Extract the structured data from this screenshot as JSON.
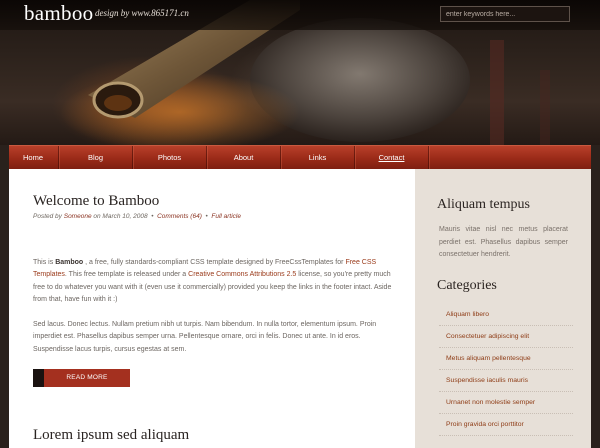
{
  "header": {
    "logo": "bamboo",
    "tagline": "design by www.865171.cn",
    "search_placeholder": "enter keywords here..."
  },
  "nav": {
    "items": [
      "Home",
      "Blog",
      "Photos",
      "About",
      "Links",
      "Contact"
    ],
    "current": "Contact"
  },
  "post1": {
    "title": "Welcome to Bamboo",
    "meta_prefix": "Posted by",
    "meta_author": "Someone",
    "meta_on": "on March 10, 2008",
    "meta_comments": "Comments (64)",
    "meta_full": "Full article",
    "p1_a": "This is",
    "p1_b": "Bamboo",
    "p1_c": ", a free, fully standards-compliant CSS template designed by FreeCssTemplates for",
    "p1_link1": "Free CSS Templates",
    "p1_d": ". This free template is released under a",
    "p1_link2": "Creative Commons Attributions 2.5",
    "p1_e": "license, so you're pretty much free to do whatever you want with it (even use it commercially) provided you keep the links in the footer intact. Aside from that, have fun with it :)",
    "p2": "Sed lacus. Donec lectus. Nullam pretium nibh ut turpis. Nam bibendum. In nulla tortor, elementum ipsum. Proin imperdiet est. Phasellus dapibus semper urna. Pellentesque ornare, orci in felis. Donec ut ante. In id eros. Suspendisse lacus turpis, cursus egestas at sem.",
    "read_more": "READ MORE"
  },
  "post2": {
    "title": "Lorem ipsum sed aliquam"
  },
  "sidebar": {
    "heading1": "Aliquam tempus",
    "text1": "Mauris vitae nisl nec metus placerat perdiet est. Phasellus dapibus semper consectetuer hendrerit.",
    "heading2": "Categories",
    "categories": [
      "Aliquam libero",
      "Consectetuer adipiscing elit",
      "Metus aliquam pellentesque",
      "Suspendisse iaculis mauris",
      "Urnanet non molestie semper",
      "Proin gravida orci porttitor"
    ]
  },
  "colors": {
    "nav_red": "#9a2a18",
    "link": "#8e3c16",
    "sidebar_bg": "#e7e0d8",
    "header_dark": "#1e1612"
  }
}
- - -
→ **Exercise aim**: Return all lines of the material above in which the word "Phasellus" occurs.

→ **Answer for the task**:
    "p2": "Sed lacus. Donec lectus. Nullam pretium nibh ut turpis. Nam bibendum. In nulla tortor, elementum ipsum. Proin imperdiet est. Phasellus dapibus semper urna. Pellentesque ornare, orci in felis. Donec ut ante. In id eros. Suspendisse lacus turpis, cursus egestas at sem.",
    "text1": "Mauris vitae nisl nec metus placerat perdiet est. Phasellus dapibus semper consectetuer hendrerit.",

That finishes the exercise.